Supplied records -
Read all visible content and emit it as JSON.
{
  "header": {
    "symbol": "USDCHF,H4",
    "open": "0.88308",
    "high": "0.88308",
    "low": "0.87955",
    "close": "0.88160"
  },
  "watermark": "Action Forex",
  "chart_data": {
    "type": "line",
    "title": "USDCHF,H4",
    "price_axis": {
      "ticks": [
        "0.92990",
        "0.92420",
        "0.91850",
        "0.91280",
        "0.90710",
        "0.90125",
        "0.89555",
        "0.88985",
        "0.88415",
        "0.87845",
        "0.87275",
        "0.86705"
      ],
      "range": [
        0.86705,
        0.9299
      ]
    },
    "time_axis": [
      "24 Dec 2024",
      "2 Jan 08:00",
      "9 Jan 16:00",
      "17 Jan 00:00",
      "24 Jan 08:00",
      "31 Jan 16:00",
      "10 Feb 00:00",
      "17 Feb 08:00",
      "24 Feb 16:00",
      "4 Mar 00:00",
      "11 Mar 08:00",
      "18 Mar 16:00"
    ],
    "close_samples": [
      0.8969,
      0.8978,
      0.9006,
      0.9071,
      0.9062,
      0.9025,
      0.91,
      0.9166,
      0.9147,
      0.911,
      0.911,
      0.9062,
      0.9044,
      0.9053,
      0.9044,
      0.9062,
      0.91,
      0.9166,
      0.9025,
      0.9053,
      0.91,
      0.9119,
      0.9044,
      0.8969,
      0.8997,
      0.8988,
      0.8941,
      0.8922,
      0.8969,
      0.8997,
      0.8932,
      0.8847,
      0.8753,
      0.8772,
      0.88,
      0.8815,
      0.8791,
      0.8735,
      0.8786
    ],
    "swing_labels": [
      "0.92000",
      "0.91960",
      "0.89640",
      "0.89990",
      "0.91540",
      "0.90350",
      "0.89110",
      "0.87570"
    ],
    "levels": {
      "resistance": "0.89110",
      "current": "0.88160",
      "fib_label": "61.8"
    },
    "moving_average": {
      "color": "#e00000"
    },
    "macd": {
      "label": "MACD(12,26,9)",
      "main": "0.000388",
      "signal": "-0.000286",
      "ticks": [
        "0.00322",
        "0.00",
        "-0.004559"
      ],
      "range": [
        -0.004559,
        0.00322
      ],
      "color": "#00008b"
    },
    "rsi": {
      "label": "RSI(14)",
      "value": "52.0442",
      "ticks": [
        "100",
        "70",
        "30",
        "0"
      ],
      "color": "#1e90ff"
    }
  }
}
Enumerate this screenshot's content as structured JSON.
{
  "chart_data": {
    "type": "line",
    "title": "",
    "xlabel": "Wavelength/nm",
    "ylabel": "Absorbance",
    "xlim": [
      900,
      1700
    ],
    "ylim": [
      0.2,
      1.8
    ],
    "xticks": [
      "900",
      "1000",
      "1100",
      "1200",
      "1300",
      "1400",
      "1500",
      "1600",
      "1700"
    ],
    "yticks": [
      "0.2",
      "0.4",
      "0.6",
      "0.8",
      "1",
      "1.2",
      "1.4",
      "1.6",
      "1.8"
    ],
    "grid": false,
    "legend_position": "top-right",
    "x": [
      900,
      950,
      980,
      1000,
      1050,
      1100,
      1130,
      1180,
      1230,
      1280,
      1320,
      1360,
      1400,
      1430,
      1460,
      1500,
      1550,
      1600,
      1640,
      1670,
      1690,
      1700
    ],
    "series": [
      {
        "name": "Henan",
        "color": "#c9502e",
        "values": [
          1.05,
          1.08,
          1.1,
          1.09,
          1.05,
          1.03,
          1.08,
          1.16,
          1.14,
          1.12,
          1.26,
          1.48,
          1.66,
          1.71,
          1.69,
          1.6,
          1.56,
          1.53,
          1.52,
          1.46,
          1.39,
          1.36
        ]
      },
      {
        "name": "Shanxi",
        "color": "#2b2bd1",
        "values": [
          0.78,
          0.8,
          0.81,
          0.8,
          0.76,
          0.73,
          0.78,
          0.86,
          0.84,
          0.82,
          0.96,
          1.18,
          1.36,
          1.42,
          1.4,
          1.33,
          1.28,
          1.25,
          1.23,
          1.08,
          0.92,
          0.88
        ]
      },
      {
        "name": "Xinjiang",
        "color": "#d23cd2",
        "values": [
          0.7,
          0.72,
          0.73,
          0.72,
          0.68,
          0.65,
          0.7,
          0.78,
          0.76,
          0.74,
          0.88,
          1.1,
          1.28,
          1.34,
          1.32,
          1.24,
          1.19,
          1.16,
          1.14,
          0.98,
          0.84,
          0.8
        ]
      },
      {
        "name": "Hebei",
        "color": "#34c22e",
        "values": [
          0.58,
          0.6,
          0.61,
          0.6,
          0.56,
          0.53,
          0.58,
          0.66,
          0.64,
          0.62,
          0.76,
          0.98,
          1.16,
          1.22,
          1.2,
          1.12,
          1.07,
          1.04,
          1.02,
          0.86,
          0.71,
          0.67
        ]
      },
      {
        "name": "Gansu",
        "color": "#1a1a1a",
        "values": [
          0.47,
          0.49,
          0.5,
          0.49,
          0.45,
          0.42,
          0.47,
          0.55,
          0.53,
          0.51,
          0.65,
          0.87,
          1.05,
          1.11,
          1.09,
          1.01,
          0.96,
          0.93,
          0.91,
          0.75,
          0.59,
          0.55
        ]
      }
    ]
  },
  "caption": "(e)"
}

Written instruction - Every record should be given again exactly.

Result for this task -
Read all visible content and emit it as JSON.
{
  "header": {
    "symbol": "USDCHF,H4",
    "open": "0.88308",
    "high": "0.88308",
    "low": "0.87955",
    "close": "0.88160"
  },
  "watermark": "Action Forex",
  "chart_data": {
    "type": "line",
    "title": "USDCHF,H4",
    "price_axis": {
      "ticks": [
        "0.92990",
        "0.92420",
        "0.91850",
        "0.91280",
        "0.90710",
        "0.90125",
        "0.89555",
        "0.88985",
        "0.88415",
        "0.87845",
        "0.87275",
        "0.86705"
      ],
      "range": [
        0.86705,
        0.9299
      ]
    },
    "time_axis": [
      "24 Dec 2024",
      "2 Jan 08:00",
      "9 Jan 16:00",
      "17 Jan 00:00",
      "24 Jan 08:00",
      "31 Jan 16:00",
      "10 Feb 00:00",
      "17 Feb 08:00",
      "24 Feb 16:00",
      "4 Mar 00:00",
      "11 Mar 08:00",
      "18 Mar 16:00"
    ],
    "close_samples": [
      0.8969,
      0.8978,
      0.9006,
      0.9071,
      0.9062,
      0.9025,
      0.91,
      0.9166,
      0.9147,
      0.911,
      0.911,
      0.9062,
      0.9044,
      0.9053,
      0.9044,
      0.9062,
      0.91,
      0.9166,
      0.9025,
      0.9053,
      0.91,
      0.9119,
      0.9044,
      0.8969,
      0.8997,
      0.8988,
      0.8941,
      0.8922,
      0.8969,
      0.8997,
      0.8932,
      0.8847,
      0.8753,
      0.8772,
      0.88,
      0.8815,
      0.8791,
      0.8735,
      0.8786
    ],
    "swing_labels": [
      "0.92000",
      "0.91960",
      "0.89640",
      "0.89990",
      "0.91540",
      "0.90350",
      "0.89110",
      "0.87570"
    ],
    "levels": {
      "resistance": "0.89110",
      "current": "0.88160",
      "fib_label": "61.8"
    },
    "moving_average": {
      "color": "#e00000"
    },
    "macd": {
      "label": "MACD(12,26,9)",
      "main": "0.000388",
      "signal": "-0.000286",
      "ticks": [
        "0.00322",
        "0.00",
        "-0.004559"
      ],
      "range": [
        -0.004559,
        0.00322
      ],
      "color": "#00008b"
    },
    "rsi": {
      "label": "RSI(14)",
      "value": "52.0442",
      "ticks": [
        "100",
        "70",
        "30",
        "0"
      ],
      "color": "#1e90ff"
    }
  }
}
Enumerate this screenshot's content as structured JSON.
{
  "chart_data": {
    "type": "line",
    "title": "",
    "xlabel": "Wavelength/nm",
    "ylabel": "Absorbance",
    "xlim": [
      900,
      1700
    ],
    "ylim": [
      0.2,
      1.8
    ],
    "xticks": [
      "900",
      "1000",
      "1100",
      "1200",
      "1300",
      "1400",
      "1500",
      "1600",
      "1700"
    ],
    "yticks": [
      "0.2",
      "0.4",
      "0.6",
      "0.8",
      "1",
      "1.2",
      "1.4",
      "1.6",
      "1.8"
    ],
    "grid": false,
    "legend_position": "top-right",
    "x": [
      900,
      950,
      980,
      1000,
      1050,
      1100,
      1130,
      1180,
      1230,
      1280,
      1320,
      1360,
      1400,
      1430,
      1460,
      1500,
      1550,
      1600,
      1640,
      1670,
      1690,
      1700
    ],
    "series": [
      {
        "name": "Henan",
        "color": "#c9502e",
        "values": [
          1.05,
          1.08,
          1.1,
          1.09,
          1.05,
          1.03,
          1.08,
          1.16,
          1.14,
          1.12,
          1.26,
          1.48,
          1.66,
          1.71,
          1.69,
          1.6,
          1.56,
          1.53,
          1.52,
          1.46,
          1.39,
          1.36
        ]
      },
      {
        "name": "Shanxi",
        "color": "#2b2bd1",
        "values": [
          0.78,
          0.8,
          0.81,
          0.8,
          0.76,
          0.73,
          0.78,
          0.86,
          0.84,
          0.82,
          0.96,
          1.18,
          1.36,
          1.42,
          1.4,
          1.33,
          1.28,
          1.25,
          1.23,
          1.08,
          0.92,
          0.88
        ]
      },
      {
        "name": "Xinjiang",
        "color": "#d23cd2",
        "values": [
          0.7,
          0.72,
          0.73,
          0.72,
          0.68,
          0.65,
          0.7,
          0.78,
          0.76,
          0.74,
          0.88,
          1.1,
          1.28,
          1.34,
          1.32,
          1.24,
          1.19,
          1.16,
          1.14,
          0.98,
          0.84,
          0.8
        ]
      },
      {
        "name": "Hebei",
        "color": "#34c22e",
        "values": [
          0.58,
          0.6,
          0.61,
          0.6,
          0.56,
          0.53,
          0.58,
          0.66,
          0.64,
          0.62,
          0.76,
          0.98,
          1.16,
          1.22,
          1.2,
          1.12,
          1.07,
          1.04,
          1.02,
          0.86,
          0.71,
          0.67
        ]
      },
      {
        "name": "Gansu",
        "color": "#1a1a1a",
        "values": [
          0.47,
          0.49,
          0.5,
          0.49,
          0.45,
          0.42,
          0.47,
          0.55,
          0.53,
          0.51,
          0.65,
          0.87,
          1.05,
          1.11,
          1.09,
          1.01,
          0.96,
          0.93,
          0.91,
          0.75,
          0.59,
          0.55
        ]
      }
    ]
  },
  "caption": "(e)"
}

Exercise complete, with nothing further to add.